[Records of document pages]
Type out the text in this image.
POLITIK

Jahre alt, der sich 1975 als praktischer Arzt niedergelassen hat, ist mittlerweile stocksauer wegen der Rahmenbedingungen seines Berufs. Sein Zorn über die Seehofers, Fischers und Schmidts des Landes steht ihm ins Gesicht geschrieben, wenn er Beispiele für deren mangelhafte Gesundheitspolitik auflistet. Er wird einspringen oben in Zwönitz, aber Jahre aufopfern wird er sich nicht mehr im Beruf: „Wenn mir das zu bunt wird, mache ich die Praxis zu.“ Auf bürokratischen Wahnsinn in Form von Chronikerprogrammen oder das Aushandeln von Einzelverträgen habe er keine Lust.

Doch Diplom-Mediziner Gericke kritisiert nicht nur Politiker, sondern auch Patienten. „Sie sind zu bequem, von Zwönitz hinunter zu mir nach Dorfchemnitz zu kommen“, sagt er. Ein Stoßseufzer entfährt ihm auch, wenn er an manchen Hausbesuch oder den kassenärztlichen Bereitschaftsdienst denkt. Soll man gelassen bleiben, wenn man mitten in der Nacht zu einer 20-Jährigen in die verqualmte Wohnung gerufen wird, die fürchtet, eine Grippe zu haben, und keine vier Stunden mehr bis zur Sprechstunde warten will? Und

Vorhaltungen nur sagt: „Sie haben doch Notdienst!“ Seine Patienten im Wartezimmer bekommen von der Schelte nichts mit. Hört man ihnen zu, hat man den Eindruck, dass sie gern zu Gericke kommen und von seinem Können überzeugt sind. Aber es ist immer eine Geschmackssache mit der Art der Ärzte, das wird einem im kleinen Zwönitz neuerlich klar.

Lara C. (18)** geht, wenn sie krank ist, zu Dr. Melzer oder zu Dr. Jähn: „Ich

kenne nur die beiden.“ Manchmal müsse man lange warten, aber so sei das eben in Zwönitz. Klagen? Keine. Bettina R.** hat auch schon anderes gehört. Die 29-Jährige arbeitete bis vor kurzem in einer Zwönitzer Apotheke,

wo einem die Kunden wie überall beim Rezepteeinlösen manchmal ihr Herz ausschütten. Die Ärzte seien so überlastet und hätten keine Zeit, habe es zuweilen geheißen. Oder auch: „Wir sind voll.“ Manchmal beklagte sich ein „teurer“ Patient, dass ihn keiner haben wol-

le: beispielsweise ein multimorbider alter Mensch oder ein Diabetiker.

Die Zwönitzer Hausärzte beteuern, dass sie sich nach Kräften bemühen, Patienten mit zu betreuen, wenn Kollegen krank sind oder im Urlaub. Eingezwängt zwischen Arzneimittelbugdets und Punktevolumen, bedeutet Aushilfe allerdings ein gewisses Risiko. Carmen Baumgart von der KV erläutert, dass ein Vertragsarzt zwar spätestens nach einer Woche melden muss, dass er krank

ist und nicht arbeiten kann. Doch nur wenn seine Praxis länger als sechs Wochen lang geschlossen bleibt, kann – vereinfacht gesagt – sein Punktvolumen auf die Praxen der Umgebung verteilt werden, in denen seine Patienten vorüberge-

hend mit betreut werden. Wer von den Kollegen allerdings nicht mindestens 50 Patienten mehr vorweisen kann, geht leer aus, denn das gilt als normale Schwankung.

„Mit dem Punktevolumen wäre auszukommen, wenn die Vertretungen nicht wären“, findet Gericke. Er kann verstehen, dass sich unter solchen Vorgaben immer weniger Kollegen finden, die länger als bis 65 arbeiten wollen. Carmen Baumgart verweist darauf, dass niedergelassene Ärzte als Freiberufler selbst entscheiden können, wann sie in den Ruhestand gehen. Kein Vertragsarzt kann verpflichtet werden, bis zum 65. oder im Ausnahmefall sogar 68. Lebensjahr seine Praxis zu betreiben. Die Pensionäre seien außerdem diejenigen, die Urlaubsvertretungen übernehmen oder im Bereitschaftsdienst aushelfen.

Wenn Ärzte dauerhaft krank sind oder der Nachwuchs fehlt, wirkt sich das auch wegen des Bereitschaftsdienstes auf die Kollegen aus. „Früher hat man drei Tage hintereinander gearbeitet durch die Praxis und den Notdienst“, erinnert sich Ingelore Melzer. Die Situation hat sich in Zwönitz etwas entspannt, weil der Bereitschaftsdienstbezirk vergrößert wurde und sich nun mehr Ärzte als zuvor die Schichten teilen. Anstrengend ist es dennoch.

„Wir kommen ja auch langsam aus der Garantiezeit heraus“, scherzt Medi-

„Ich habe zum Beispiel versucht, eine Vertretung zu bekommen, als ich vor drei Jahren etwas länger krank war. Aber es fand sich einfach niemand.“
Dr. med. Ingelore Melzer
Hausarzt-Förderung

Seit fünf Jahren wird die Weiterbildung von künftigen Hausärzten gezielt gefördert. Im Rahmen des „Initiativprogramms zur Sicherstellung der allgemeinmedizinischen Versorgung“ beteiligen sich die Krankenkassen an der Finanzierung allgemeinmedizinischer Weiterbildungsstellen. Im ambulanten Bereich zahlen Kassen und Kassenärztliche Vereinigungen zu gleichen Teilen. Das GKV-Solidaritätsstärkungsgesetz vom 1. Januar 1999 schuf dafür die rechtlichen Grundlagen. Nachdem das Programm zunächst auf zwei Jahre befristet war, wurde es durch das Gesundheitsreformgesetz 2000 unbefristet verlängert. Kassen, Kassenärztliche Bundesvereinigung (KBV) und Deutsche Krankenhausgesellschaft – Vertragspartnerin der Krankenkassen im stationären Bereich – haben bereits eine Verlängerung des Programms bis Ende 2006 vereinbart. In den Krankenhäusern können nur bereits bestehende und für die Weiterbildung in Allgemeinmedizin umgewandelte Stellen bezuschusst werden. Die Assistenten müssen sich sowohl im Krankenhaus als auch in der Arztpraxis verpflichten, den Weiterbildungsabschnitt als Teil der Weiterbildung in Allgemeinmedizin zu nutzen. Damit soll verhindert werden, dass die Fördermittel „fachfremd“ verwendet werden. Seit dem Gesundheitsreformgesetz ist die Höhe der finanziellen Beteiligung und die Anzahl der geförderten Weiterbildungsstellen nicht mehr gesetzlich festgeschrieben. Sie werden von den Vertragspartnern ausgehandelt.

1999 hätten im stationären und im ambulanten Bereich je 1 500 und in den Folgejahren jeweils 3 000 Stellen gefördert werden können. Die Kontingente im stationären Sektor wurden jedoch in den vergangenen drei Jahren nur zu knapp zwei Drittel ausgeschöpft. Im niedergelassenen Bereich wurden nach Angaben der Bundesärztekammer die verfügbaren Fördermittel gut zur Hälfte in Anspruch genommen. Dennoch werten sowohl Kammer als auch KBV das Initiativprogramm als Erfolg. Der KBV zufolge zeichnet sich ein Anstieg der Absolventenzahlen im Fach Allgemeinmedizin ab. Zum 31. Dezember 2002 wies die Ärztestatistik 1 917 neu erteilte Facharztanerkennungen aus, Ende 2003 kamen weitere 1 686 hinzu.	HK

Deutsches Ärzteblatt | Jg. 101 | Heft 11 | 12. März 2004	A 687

> _Task brief_
Report each line above that includes the string "Vertragsarzt".

> _Answer below_
Die Zwönitzer Hausärzte beteuern, dass sie sich nach Kräften bemühen, Patienten mit zu betreuen, wenn Kollegen krank sind oder im Urlaub. Eingezwängt zwischen Arzneimittelbugdets und Punktevolumen, bedeutet Aushilfe allerdings ein gewisses Risiko. Carmen Baumgart von der KV erläutert, dass ein Vertragsarzt zwar spätestens nach einer Woche melden muss, dass er krank
„Mit dem Punktevolumen wäre auszukommen, wenn die Vertretungen nicht wären“, findet Gericke. Er kann verstehen, dass sich unter solchen Vorgaben immer weniger Kollegen finden, die länger als bis 65 arbeiten wollen. Carmen Baumgart verweist darauf, dass niedergelassene Ärzte als Freiberufler selbst entscheiden können, wann sie in den Ruhestand gehen. Kein Vertragsarzt kann verpflichtet werden, bis zum 65. oder im Ausnahmefall sogar 68. Lebensjahr seine Praxis zu betreiben. Die Pensionäre seien außerdem diejenigen, die Urlaubsvertretungen übernehmen oder im Bereitschaftsdienst aushelfen.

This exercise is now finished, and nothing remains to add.